- [Given task]
Gather up the lines that contain "screenshot".

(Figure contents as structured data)
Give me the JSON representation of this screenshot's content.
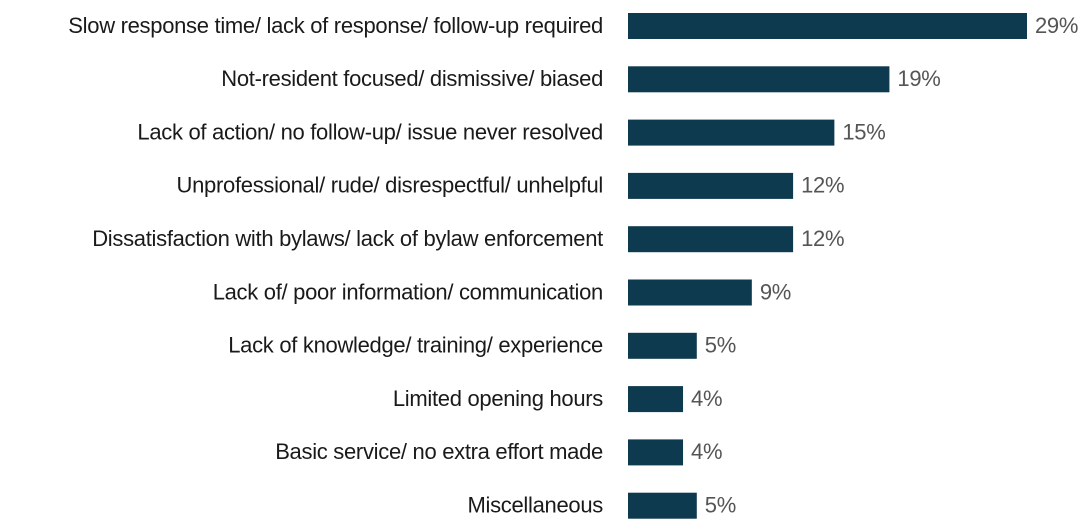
{
  "chart_data": {
    "type": "bar",
    "orientation": "horizontal",
    "categories": [
      "Slow response time/ lack of response/ follow-up required",
      "Not-resident focused/ dismissive/ biased",
      "Lack of action/ no follow-up/ issue never resolved",
      "Unprofessional/ rude/ disrespectful/ unhelpful",
      "Dissatisfaction with bylaws/ lack of bylaw enforcement",
      "Lack of/ poor information/ communication",
      "Lack of knowledge/ training/ experience",
      "Limited opening hours",
      "Basic service/ no extra effort made",
      "Miscellaneous"
    ],
    "values": [
      29,
      19,
      15,
      12,
      12,
      9,
      5,
      4,
      4,
      5
    ],
    "value_labels": [
      "29%",
      "19%",
      "15%",
      "12%",
      "12%",
      "9%",
      "5%",
      "4%",
      "4%",
      "5%"
    ],
    "color": "#0e3a4f"
  }
}
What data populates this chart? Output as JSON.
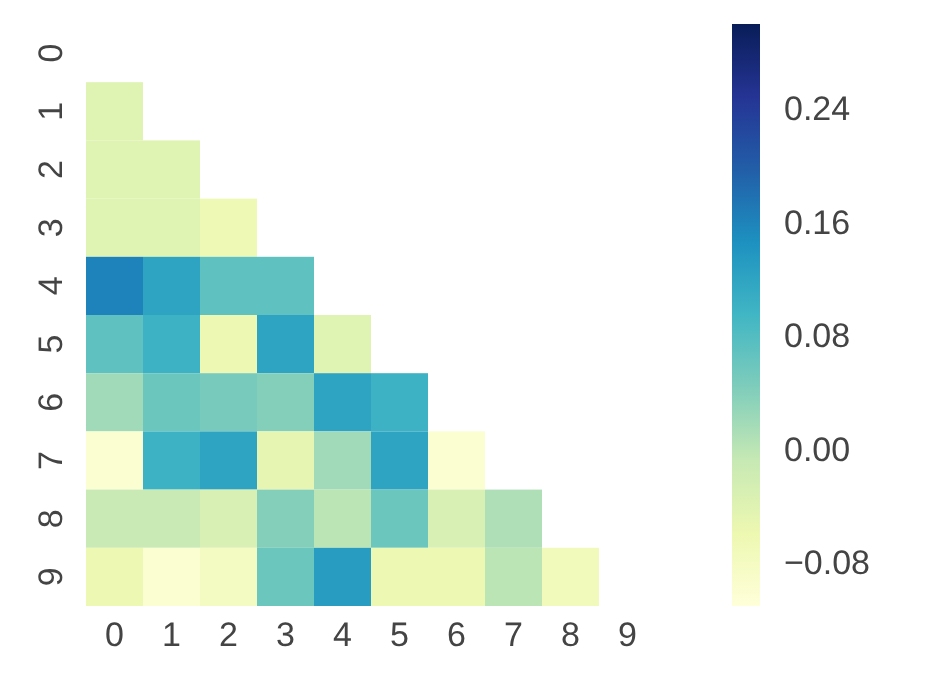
{
  "chart_data": {
    "type": "heatmap",
    "categories": [
      "0",
      "1",
      "2",
      "3",
      "4",
      "5",
      "6",
      "7",
      "8",
      "9"
    ],
    "y_categories": [
      "0",
      "1",
      "2",
      "3",
      "4",
      "5",
      "6",
      "7",
      "8",
      "9"
    ],
    "cells": [
      [
        null,
        null,
        null,
        null,
        null,
        null,
        null,
        null,
        null,
        null
      ],
      [
        -0.04,
        null,
        null,
        null,
        null,
        null,
        null,
        null,
        null,
        null
      ],
      [
        -0.04,
        -0.04,
        null,
        null,
        null,
        null,
        null,
        null,
        null,
        null
      ],
      [
        -0.04,
        -0.04,
        -0.065,
        null,
        null,
        null,
        null,
        null,
        null,
        null
      ],
      [
        0.16,
        0.12,
        0.07,
        0.07,
        null,
        null,
        null,
        null,
        null,
        null
      ],
      [
        0.07,
        0.1,
        -0.06,
        0.12,
        -0.04,
        null,
        null,
        null,
        null,
        null
      ],
      [
        0.02,
        0.06,
        0.05,
        0.04,
        0.12,
        0.1,
        null,
        null,
        null,
        null
      ],
      [
        -0.1,
        0.1,
        0.12,
        -0.05,
        0.02,
        0.12,
        -0.1,
        null,
        null,
        null
      ],
      [
        -0.01,
        -0.01,
        -0.03,
        0.04,
        0.0,
        0.06,
        -0.03,
        0.01,
        null,
        null
      ],
      [
        -0.06,
        -0.1,
        -0.08,
        0.06,
        0.13,
        -0.06,
        -0.06,
        0.0,
        -0.07,
        null
      ]
    ],
    "clim": [
      -0.11,
      0.3
    ],
    "cticks": [
      {
        "value": -0.08,
        "label": "−0.08"
      },
      {
        "value": 0,
        "label": "0.00"
      },
      0.08,
      0.16,
      0.24
    ]
  }
}
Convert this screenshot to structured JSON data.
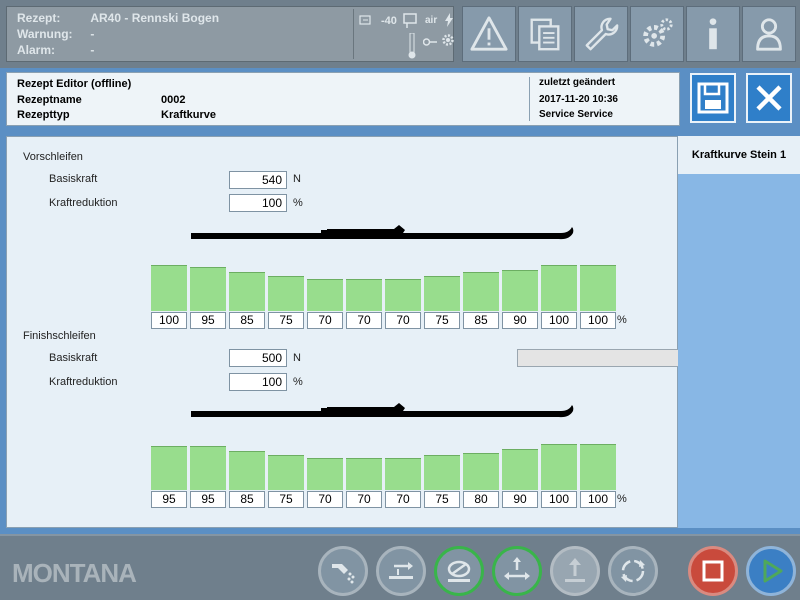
{
  "status": {
    "rows": [
      {
        "label": "Rezept:",
        "value": "AR40 - Rennski Bogen"
      },
      {
        "label": "Warnung:",
        "value": "-"
      },
      {
        "label": "Alarm:",
        "value": "-"
      }
    ],
    "temp_value": "-40",
    "air_label": "air"
  },
  "header": {
    "title": "Rezept Editor (offline)",
    "name_label": "Rezeptname",
    "name_value": "0002",
    "type_label": "Rezepttyp",
    "type_value": "Kraftkurve",
    "changed_label": "zuletzt geändert",
    "changed_date": "2017-11-20 10:36",
    "changed_by": "Service Service"
  },
  "vorschleifen": {
    "title": "Vorschleifen",
    "base_label": "Basiskraft",
    "base_value": "540",
    "base_unit": "N",
    "red_label": "Kraftreduktion",
    "red_value": "100",
    "red_unit": "%",
    "values": [
      100,
      95,
      85,
      75,
      70,
      70,
      70,
      75,
      85,
      90,
      100,
      100
    ],
    "pct_unit": "%"
  },
  "finishschleifen": {
    "title": "Finishschleifen",
    "base_label": "Basiskraft",
    "base_value": "500",
    "base_unit": "N",
    "red_label": "Kraftreduktion",
    "red_value": "100",
    "red_unit": "%",
    "values": [
      95,
      95,
      85,
      75,
      70,
      70,
      70,
      75,
      80,
      90,
      100,
      100
    ],
    "pct_unit": "%"
  },
  "right_panel": {
    "tab_label": "Kraftkurve Stein 1"
  },
  "logo_text": "MONTANA",
  "icons": {
    "top": [
      "warning-icon",
      "copy-icon",
      "wrench-icon",
      "gear-icon",
      "info-icon",
      "user-icon"
    ],
    "actions": [
      "save-icon",
      "close-icon"
    ],
    "bottom": [
      "spray-icon",
      "load-icon",
      "stop-process-icon",
      "edge-icon",
      "lift-icon",
      "rotate-icon",
      "stop-icon",
      "play-icon"
    ]
  },
  "colors": {
    "bar_fill": "#98dd8d",
    "accent_blue": "#2f7fc9",
    "stop_red": "#c94a3c",
    "play_green": "#4fa85a",
    "active_ring_green": "#39b54a"
  }
}
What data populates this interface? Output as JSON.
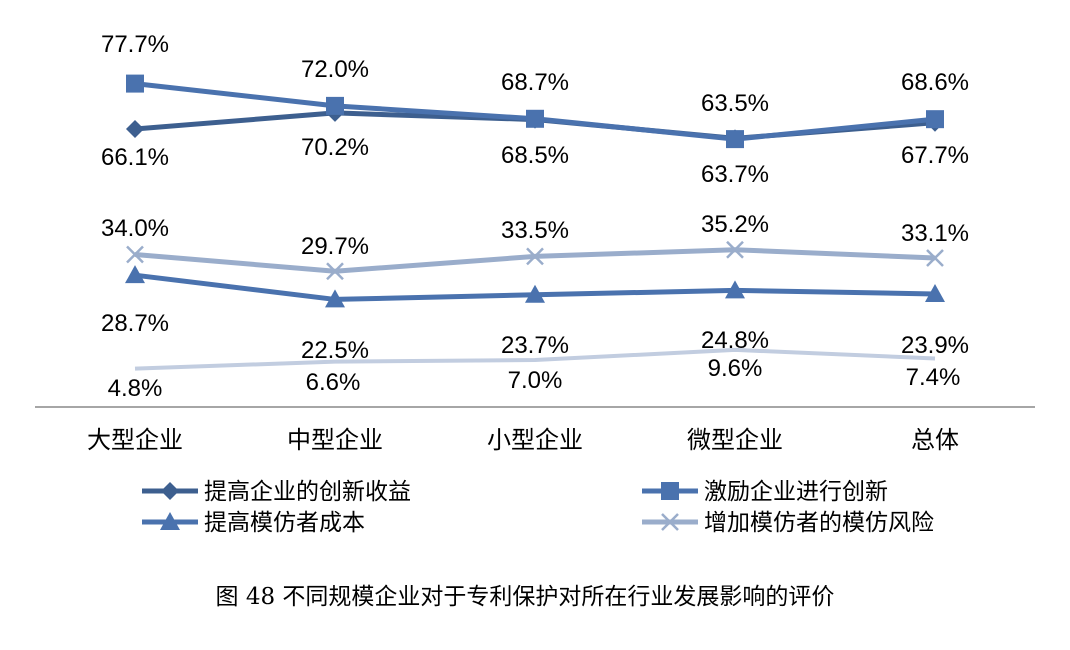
{
  "chart_data": {
    "type": "line",
    "categories": [
      "大型企业",
      "中型企业",
      "小型企业",
      "微型企业",
      "总体"
    ],
    "series": [
      {
        "name": "提高企业的创新收益",
        "values": [
          66.1,
          70.2,
          68.5,
          63.7,
          67.7
        ],
        "labels": [
          "66.1%",
          "70.2%",
          "68.5%",
          "63.7%",
          "67.7%"
        ],
        "color": "#3D5F8F",
        "marker": "diamond"
      },
      {
        "name": "激励企业进行创新",
        "values": [
          77.7,
          72.0,
          68.7,
          63.5,
          68.6
        ],
        "labels": [
          "77.7%",
          "72.0%",
          "68.7%",
          "63.5%",
          "68.6%"
        ],
        "color": "#4A72AE",
        "marker": "square"
      },
      {
        "name": "提高模仿者成本",
        "values": [
          28.7,
          22.5,
          23.7,
          24.8,
          23.9
        ],
        "labels": [
          "28.7%",
          "22.5%",
          "23.7%",
          "24.8%",
          "23.9%"
        ],
        "color": "#4A72AE",
        "marker": "triangle"
      },
      {
        "name": "增加模仿者的模仿风险",
        "values": [
          34.0,
          29.7,
          33.5,
          35.2,
          33.1
        ],
        "labels": [
          "34.0%",
          "29.7%",
          "33.5%",
          "35.2%",
          "33.1%"
        ],
        "color": "#9AADCB",
        "marker": "x"
      },
      {
        "name": "",
        "values": [
          4.8,
          6.6,
          7.0,
          9.6,
          7.4
        ],
        "labels": [
          "4.8%",
          "6.6%",
          "7.0%",
          "9.6%",
          "7.4%"
        ],
        "color": "#C2CDE0",
        "marker": "none"
      }
    ],
    "ylim": [
      0,
      100
    ],
    "grid": false,
    "legend_position": "bottom"
  },
  "caption": "图 48 不同规模企业对于专利保护对所在行业发展影响的评价"
}
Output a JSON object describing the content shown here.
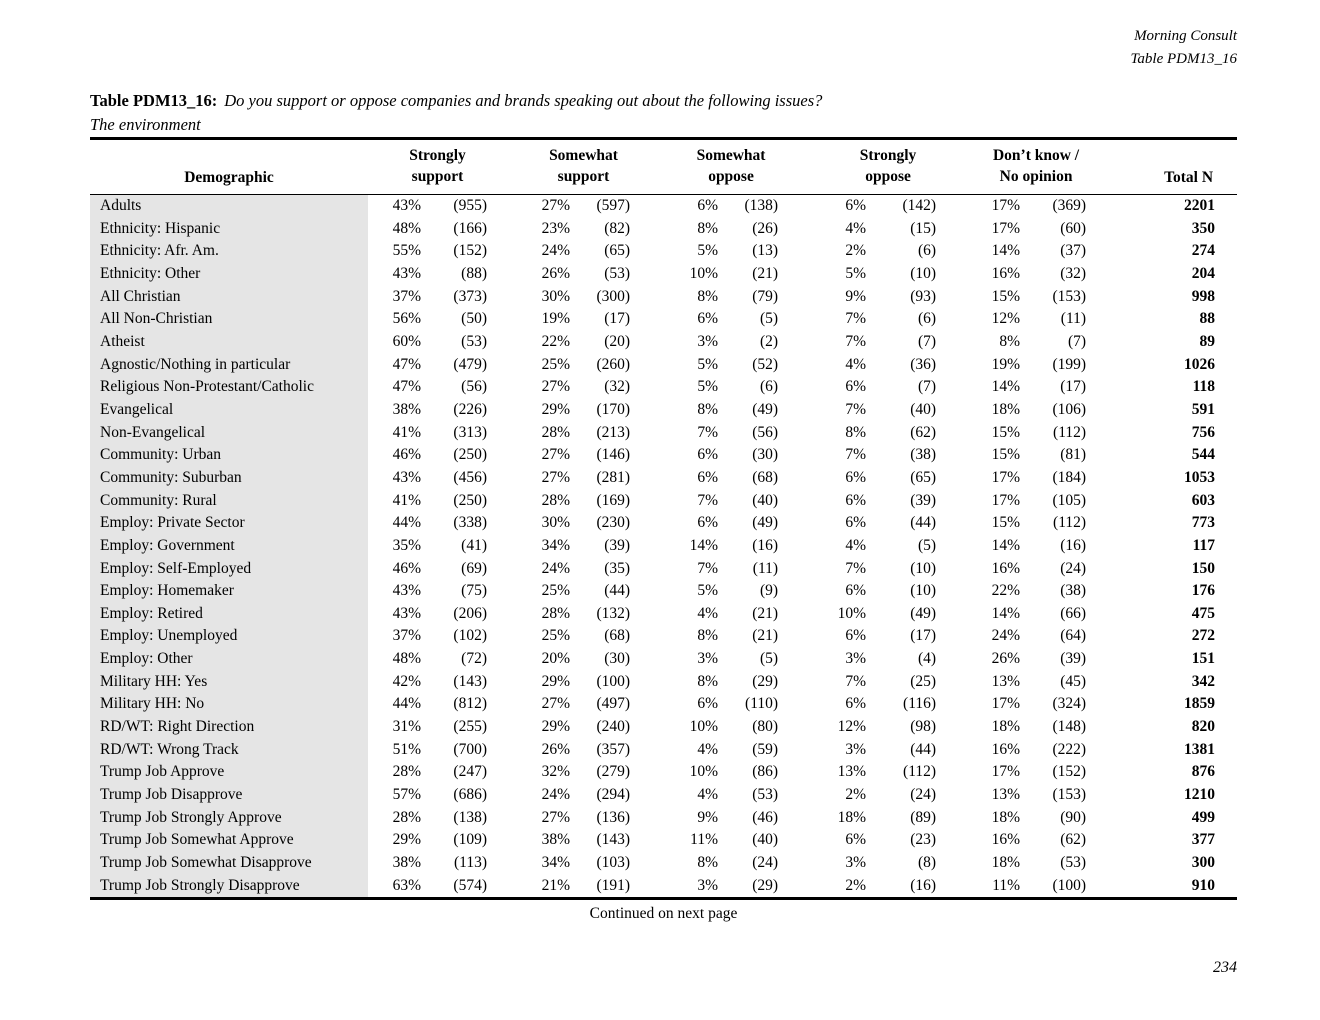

- [Task response]
Give me the JSON representation of this screenshot's content.
Convert this screenshot to structured JSON data.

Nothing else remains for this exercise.